» **Given exercise**
Locate the word "this" in the data below, then copy every line that holds it.

» **Data provided**
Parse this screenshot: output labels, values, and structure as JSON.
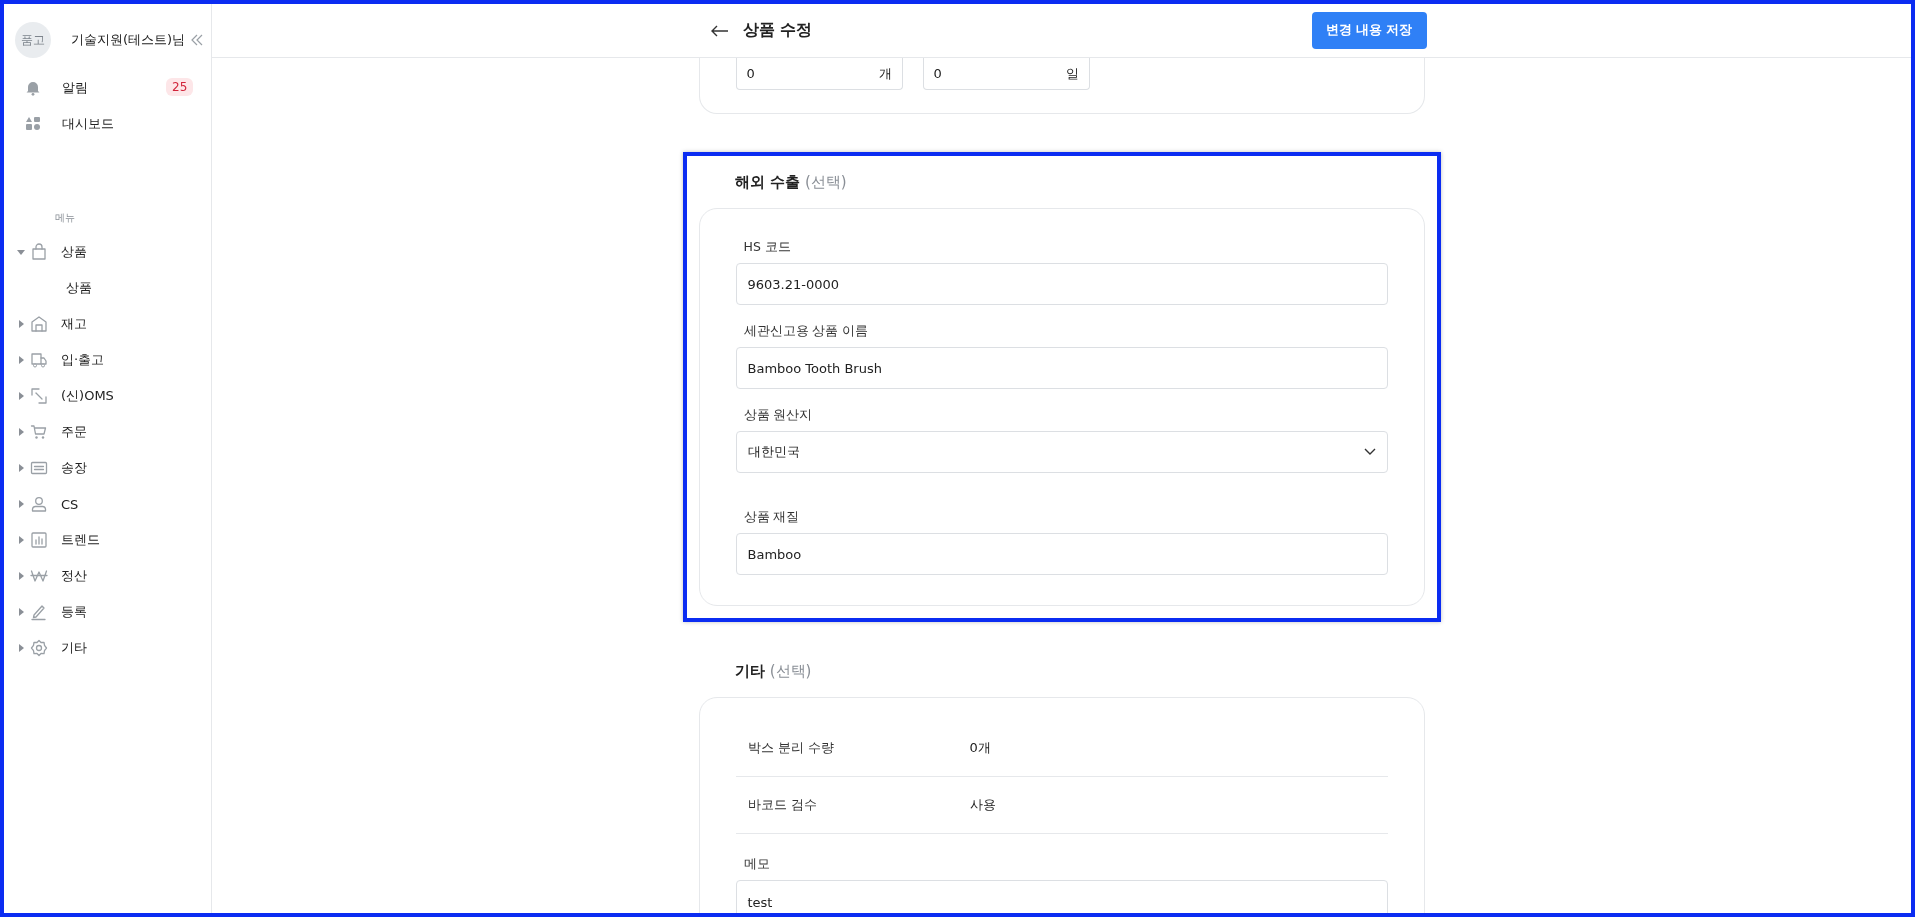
{
  "sidebar": {
    "avatar": "품고",
    "user": "기술지원(테스트)님",
    "top_items": [
      {
        "label": "알림",
        "kind": "bell",
        "badge": "25"
      },
      {
        "label": "대시보드",
        "kind": "dashboard"
      }
    ],
    "menu_heading": "메뉴",
    "menu": [
      {
        "label": "상품",
        "kind": "bag",
        "expanded": true,
        "children": [
          {
            "label": "상품"
          }
        ]
      },
      {
        "label": "재고",
        "kind": "warehouse",
        "expanded": false
      },
      {
        "label": "입·출고",
        "kind": "truck",
        "expanded": false
      },
      {
        "label": "(신)OMS",
        "kind": "link",
        "expanded": false
      },
      {
        "label": "주문",
        "kind": "cart",
        "expanded": false
      },
      {
        "label": "송장",
        "kind": "list",
        "expanded": false
      },
      {
        "label": "CS",
        "kind": "person",
        "expanded": false
      },
      {
        "label": "트렌드",
        "kind": "chart",
        "expanded": false
      },
      {
        "label": "정산",
        "kind": "won",
        "expanded": false
      },
      {
        "label": "등록",
        "kind": "pencil",
        "expanded": false
      },
      {
        "label": "기타",
        "kind": "gear",
        "expanded": false
      }
    ]
  },
  "header": {
    "title": "상품 수정",
    "save_button": "변경 내용 저장"
  },
  "top_card": {
    "fields": [
      {
        "value": "0",
        "unit": "개"
      },
      {
        "value": "0",
        "unit": "일"
      }
    ]
  },
  "export_section": {
    "title": "해외 수출",
    "optional": "(선택)",
    "highlighted": true,
    "fields": [
      {
        "kind": "text",
        "label": "HS 코드",
        "value": "9603.21-0000"
      },
      {
        "kind": "text",
        "label": "세관신고용 상품 이름",
        "value": "Bamboo Tooth Brush"
      },
      {
        "kind": "select",
        "label": "상품 원산지",
        "value": "대한민국"
      },
      {
        "kind": "text",
        "label": "상품 재질",
        "value": "Bamboo"
      }
    ]
  },
  "other_section": {
    "title": "기타",
    "optional": "(선택)",
    "highlighted": false,
    "rows": [
      {
        "label": "박스 분리 수량",
        "value": "0개"
      },
      {
        "label": "바코드 검수",
        "value": "사용"
      }
    ],
    "memo": {
      "label": "메모",
      "value": "test"
    }
  }
}
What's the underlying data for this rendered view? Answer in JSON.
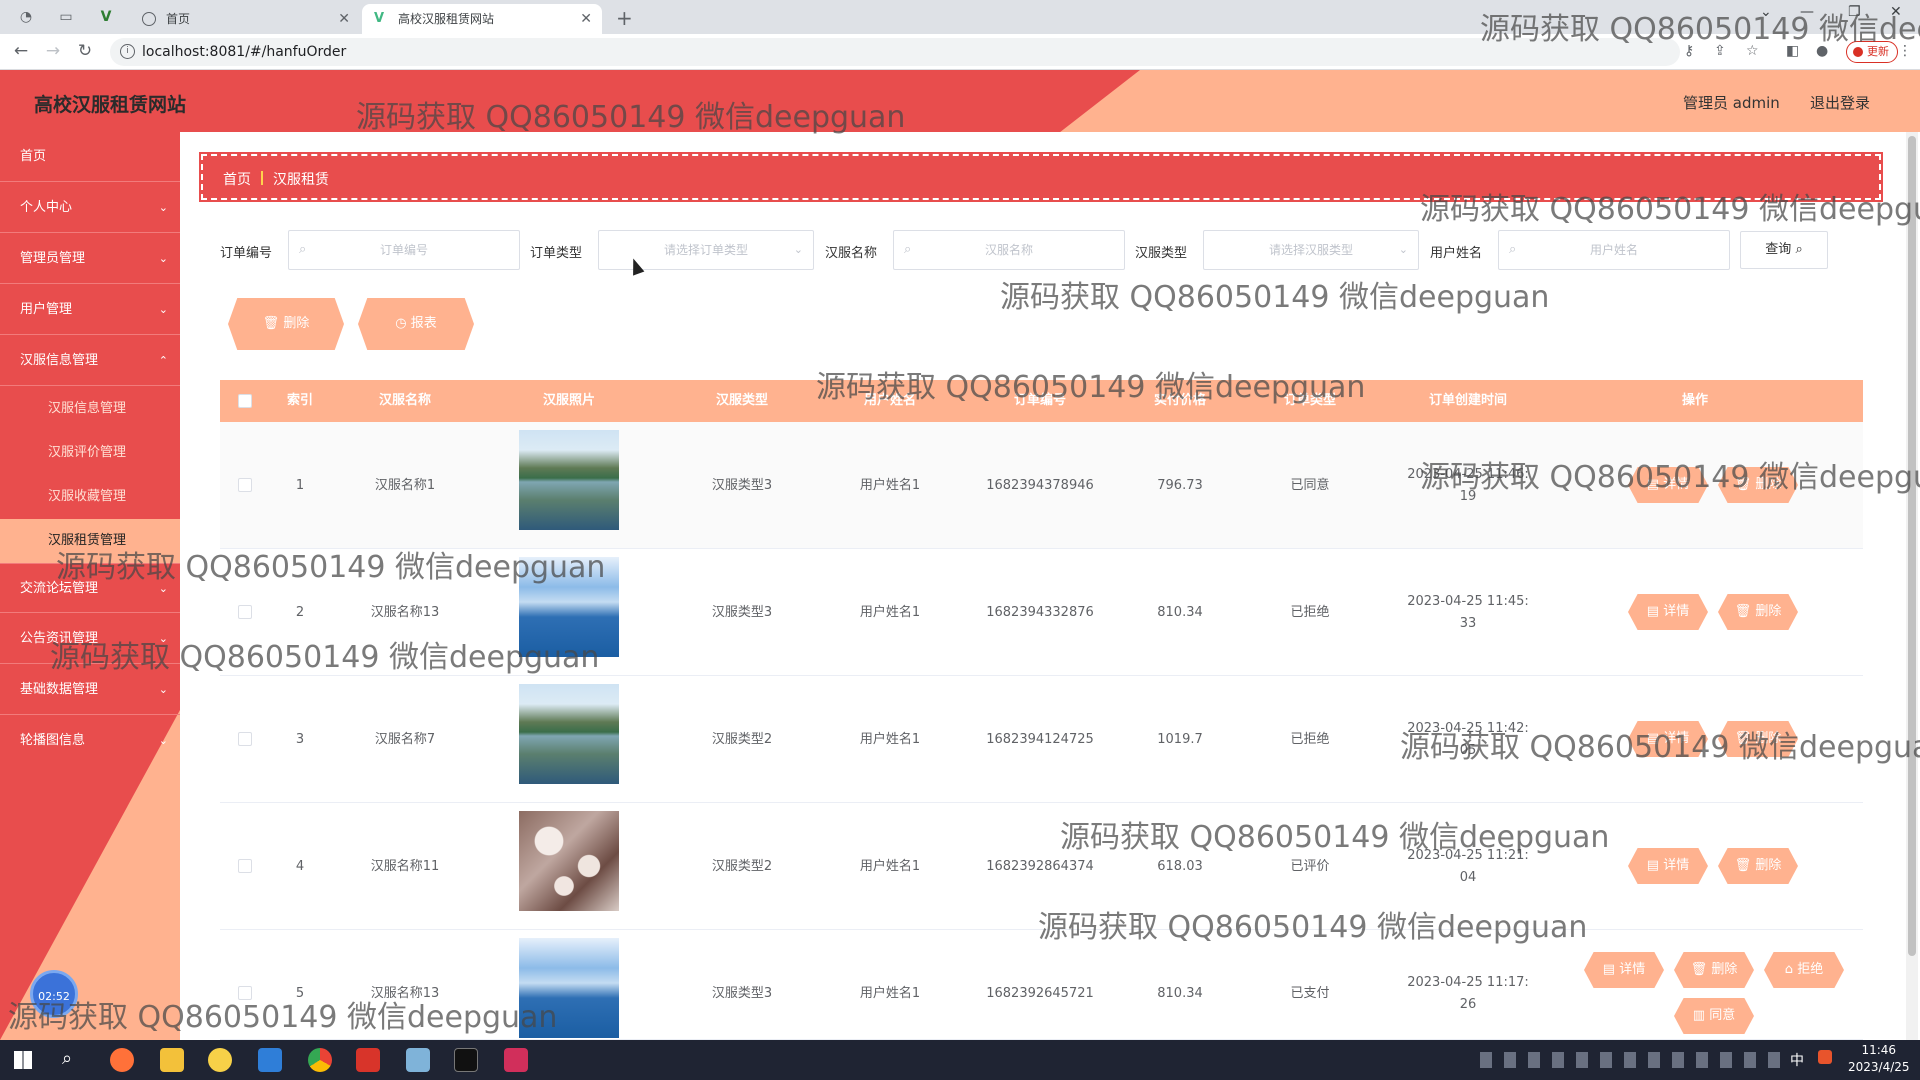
{
  "browser": {
    "tabs": [
      {
        "title": "首页"
      },
      {
        "title": "高校汉服租赁网站"
      }
    ],
    "url": "localhost:8081/#/hanfuOrder",
    "update_label": "更新"
  },
  "header": {
    "title": "高校汉服租赁网站",
    "user": "管理员 admin",
    "logout": "退出登录"
  },
  "sidebar": {
    "items": [
      {
        "label": "首页"
      },
      {
        "label": "个人中心"
      },
      {
        "label": "管理员管理"
      },
      {
        "label": "用户管理"
      },
      {
        "label": "汉服信息管理"
      },
      {
        "label": "交流论坛管理"
      },
      {
        "label": "公告资讯管理"
      },
      {
        "label": "基础数据管理"
      },
      {
        "label": "轮播图信息"
      }
    ],
    "subitems": [
      {
        "label": "汉服信息管理"
      },
      {
        "label": "汉服评价管理"
      },
      {
        "label": "汉服收藏管理"
      },
      {
        "label": "汉服租赁管理"
      }
    ],
    "clock": "02:52"
  },
  "breadcrumb": {
    "home": "首页",
    "current": "汉服租赁"
  },
  "filters": {
    "order_no_label": "订单编号",
    "order_no_placeholder": "订单编号",
    "order_type_label": "订单类型",
    "order_type_placeholder": "请选择订单类型",
    "hanfu_name_label": "汉服名称",
    "hanfu_name_placeholder": "汉服名称",
    "hanfu_type_label": "汉服类型",
    "hanfu_type_placeholder": "请选择汉服类型",
    "user_name_label": "用户姓名",
    "user_name_placeholder": "用户姓名",
    "query_label": "查询"
  },
  "actions": {
    "delete": "删除",
    "report": "报表"
  },
  "table": {
    "headers": [
      "索引",
      "汉服名称",
      "汉服照片",
      "汉服类型",
      "用户姓名",
      "订单编号",
      "实付价格",
      "订单类型",
      "订单创建时间",
      "操作"
    ],
    "rows": [
      {
        "index": "1",
        "name": "汉服名称1",
        "photo": "mountain-lake-photo",
        "type": "汉服类型3",
        "user": "用户姓名1",
        "order_no": "1682394378946",
        "price": "796.73",
        "status": "已同意",
        "time_line1": "2023-04-25 11:46:",
        "time_line2": "19",
        "ops": [
          "详情",
          "删除"
        ]
      },
      {
        "index": "2",
        "name": "汉服名称13",
        "photo": "sea-sky-photo",
        "type": "汉服类型3",
        "user": "用户姓名1",
        "order_no": "1682394332876",
        "price": "810.34",
        "status": "已拒绝",
        "time_line1": "2023-04-25 11:45:",
        "time_line2": "33",
        "ops": [
          "详情",
          "删除"
        ]
      },
      {
        "index": "3",
        "name": "汉服名称7",
        "photo": "mountain-lake-photo",
        "type": "汉服类型2",
        "user": "用户姓名1",
        "order_no": "1682394124725",
        "price": "1019.7",
        "status": "已拒绝",
        "time_line1": "2023-04-25 11:42:",
        "time_line2": "05",
        "ops": [
          "详情",
          "删除"
        ]
      },
      {
        "index": "4",
        "name": "汉服名称11",
        "photo": "blossom-photo",
        "type": "汉服类型2",
        "user": "用户姓名1",
        "order_no": "1682392864374",
        "price": "618.03",
        "status": "已评价",
        "time_line1": "2023-04-25 11:21:",
        "time_line2": "04",
        "ops": [
          "详情",
          "删除"
        ]
      },
      {
        "index": "5",
        "name": "汉服名称13",
        "photo": "sea-sky-photo",
        "type": "汉服类型3",
        "user": "用户姓名1",
        "order_no": "1682392645721",
        "price": "810.34",
        "status": "已支付",
        "time_line1": "2023-04-25 11:17:",
        "time_line2": "26",
        "ops": [
          "详情",
          "删除",
          "拒绝",
          "同意"
        ]
      }
    ]
  },
  "watermark": "源码获取 QQ86050149 微信deepguan",
  "taskbar": {
    "time": "11:46",
    "date": "2023/4/25",
    "ime": "中"
  },
  "colors": {
    "primary_red": "#e84d4d",
    "accent_peach": "#ffb28f"
  }
}
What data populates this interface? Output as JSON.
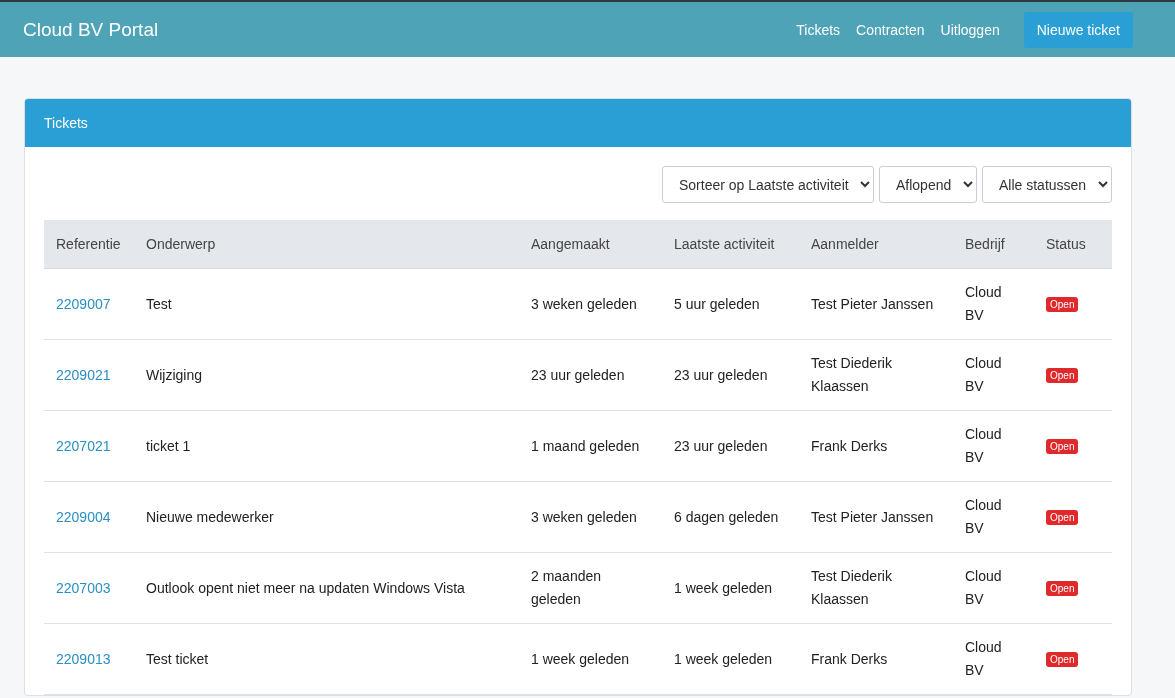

» **Completed exercise**
Parse this screenshot: output labels, values, and structure as JSON.
What's the underlying data for this rendered view? Answer in JSON.
What data populates this interface? Output as JSON.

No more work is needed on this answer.